** begin **

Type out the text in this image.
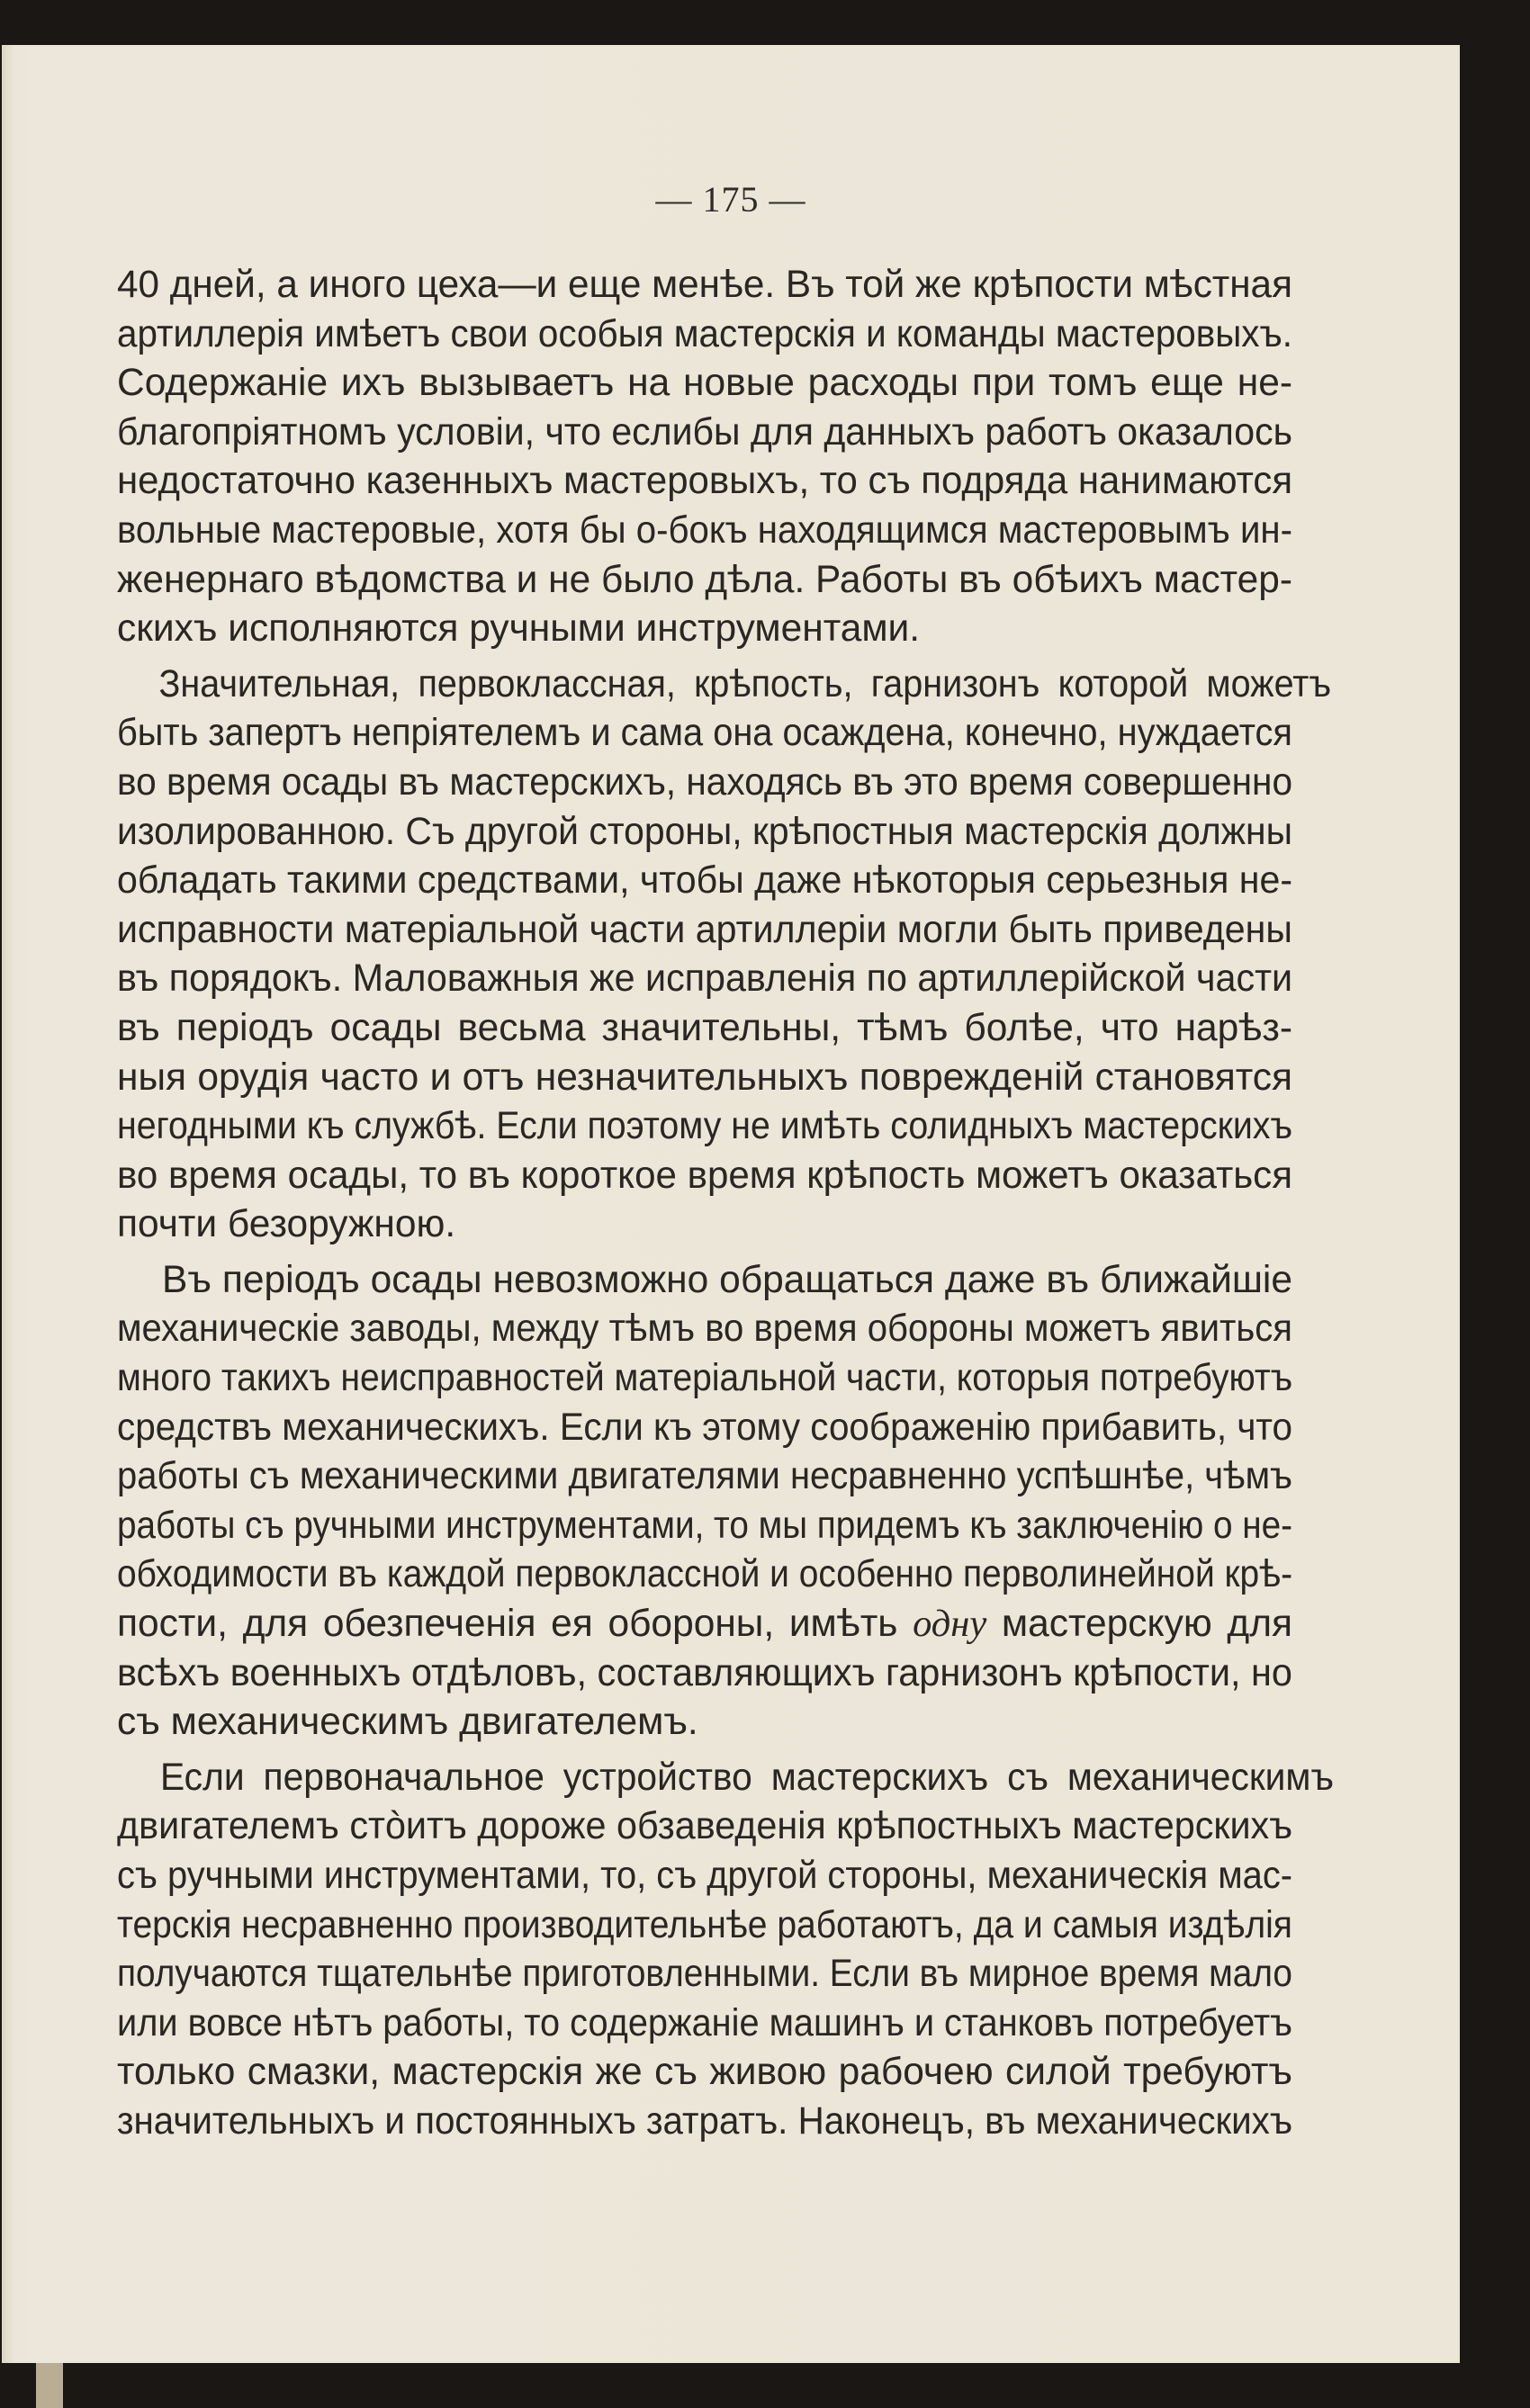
— 175 —
40 дней, а иного цеха—и еще менѣе. Въ той же крѣпости мѣстная
артиллерія имѣетъ свои особыя мастерскія и команды мастеровыхъ.
Содержаніе ихъ вызываетъ на новые расходы при томъ еще не-
благопріятномъ условіи, что еслибы для данныхъ работъ оказалось
недостаточно казенныхъ мастеровыхъ, то съ подряда нанимаются
вольные мастеровые, хотя бы о-бокъ находящимся мастеровымъ ин-
женернаго вѣдомства и не было дѣла. Работы въ обѣихъ мастер-
скихъ исполняются ручными инструментами.
Значительная, первоклассная, крѣпость, гарнизонъ которой можетъ
быть запертъ непріятелемъ и сама она осаждена, конечно, нуждается
во время осады въ мастерскихъ, находясь въ это время совершенно
изолированною. Съ другой стороны, крѣпостныя мастерскія должны
обладать такими средствами, чтобы даже нѣкоторыя серьезныя не-
исправности матеріальной части артиллеріи могли быть приведены
въ порядокъ. Маловажныя же исправленія по артиллерійской части
въ періодъ осады весьма значительны, тѣмъ болѣе, что нарѣз-
ныя орудія часто и отъ незначительныхъ поврежденій становятся
негодными къ службѣ. Если поэтому не имѣть солидныхъ мастерскихъ
во время осады, то въ короткое время крѣпость можетъ оказаться
почти безоружною.
Въ періодъ осады невозможно обращаться даже въ ближайшіе
механическіе заводы, между тѣмъ во время обороны можетъ явиться
много такихъ неисправностей матеріальной части, которыя потребуютъ
средствъ механическихъ. Если къ этому соображенію прибавить, что
работы съ механическими двигателями несравненно успѣшнѣе, чѣмъ
работы съ ручными инструментами, то мы придемъ къ заключенію о не-
обходимости въ каждой первоклассной и особенно перволинейной крѣ-
пости, для обезпеченія ея обороны, имѣть одну мастерскую для
всѣхъ военныхъ отдѣловъ, составляющихъ гарнизонъ крѣпости, но
съ механическимъ двигателемъ.
Если первоначальное устройство мастерскихъ съ механическимъ
двигателемъ стòитъ дороже обзаведенія крѣпостныхъ мастерскихъ
съ ручными инструментами, то, съ другой стороны, механическія мас-
терскія несравненно производительнѣе работаютъ, да и самыя издѣлія
получаются тщательнѣе приготовленными. Если въ мирное время мало
или вовсе нѣтъ работы, то содержаніе машинъ и станковъ потребуетъ
только смазки, мастерскія же съ живою рабочею силой требуютъ
значительныхъ и постоянныхъ затратъ. Наконецъ, въ механическихъ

** end **

Aim of the exercise — Quote the listing above in full, except for the pictures.

Exercise solution —
Type out the text in this image.
— 175 —
40 дней, а иного цеха—и еще менѣе. Въ той же крѣпости мѣстная
артиллерія имѣетъ свои особыя мастерскія и команды мастеровыхъ.
Содержаніе ихъ вызываетъ на новые расходы при томъ еще не-
благопріятномъ условіи, что еслибы для данныхъ работъ оказалось
недостаточно казенныхъ мастеровыхъ, то съ подряда нанимаются
вольные мастеровые, хотя бы о-бокъ находящимся мастеровымъ ин-
женернаго вѣдомства и не было дѣла. Работы въ обѣихъ мастер-
скихъ исполняются ручными инструментами.
Значительная, первоклассная, крѣпость, гарнизонъ которой можетъ
быть запертъ непріятелемъ и сама она осаждена, конечно, нуждается
во время осады въ мастерскихъ, находясь въ это время совершенно
изолированною. Съ другой стороны, крѣпостныя мастерскія должны
обладать такими средствами, чтобы даже нѣкоторыя серьезныя не-
исправности матеріальной части артиллеріи могли быть приведены
въ порядокъ. Маловажныя же исправленія по артиллерійской части
въ періодъ осады весьма значительны, тѣмъ болѣе, что нарѣз-
ныя орудія часто и отъ незначительныхъ поврежденій становятся
негодными къ службѣ. Если поэтому не имѣть солидныхъ мастерскихъ
во время осады, то въ короткое время крѣпость можетъ оказаться
почти безоружною.
Въ періодъ осады невозможно обращаться даже въ ближайшіе
механическіе заводы, между тѣмъ во время обороны можетъ явиться
много такихъ неисправностей матеріальной части, которыя потребуютъ
средствъ механическихъ. Если къ этому соображенію прибавить, что
работы съ механическими двигателями несравненно успѣшнѣе, чѣмъ
работы съ ручными инструментами, то мы придемъ къ заключенію о не-
обходимости въ каждой первоклассной и особенно перволинейной крѣ-
пости, для обезпеченія ея обороны, имѣть одну мастерскую для
всѣхъ военныхъ отдѣловъ, составляющихъ гарнизонъ крѣпости, но
съ механическимъ двигателемъ.
Если первоначальное устройство мастерскихъ съ механическимъ
двигателемъ стòитъ дороже обзаведенія крѣпостныхъ мастерскихъ
съ ручными инструментами, то, съ другой стороны, механическія мас-
терскія несравненно производительнѣе работаютъ, да и самыя издѣлія
получаются тщательнѣе приготовленными. Если въ мирное время мало
или вовсе нѣтъ работы, то содержаніе машинъ и станковъ потребуетъ
только смазки, мастерскія же съ живою рабочею силой требуютъ
значительныхъ и постоянныхъ затратъ. Наконецъ, въ механическихъ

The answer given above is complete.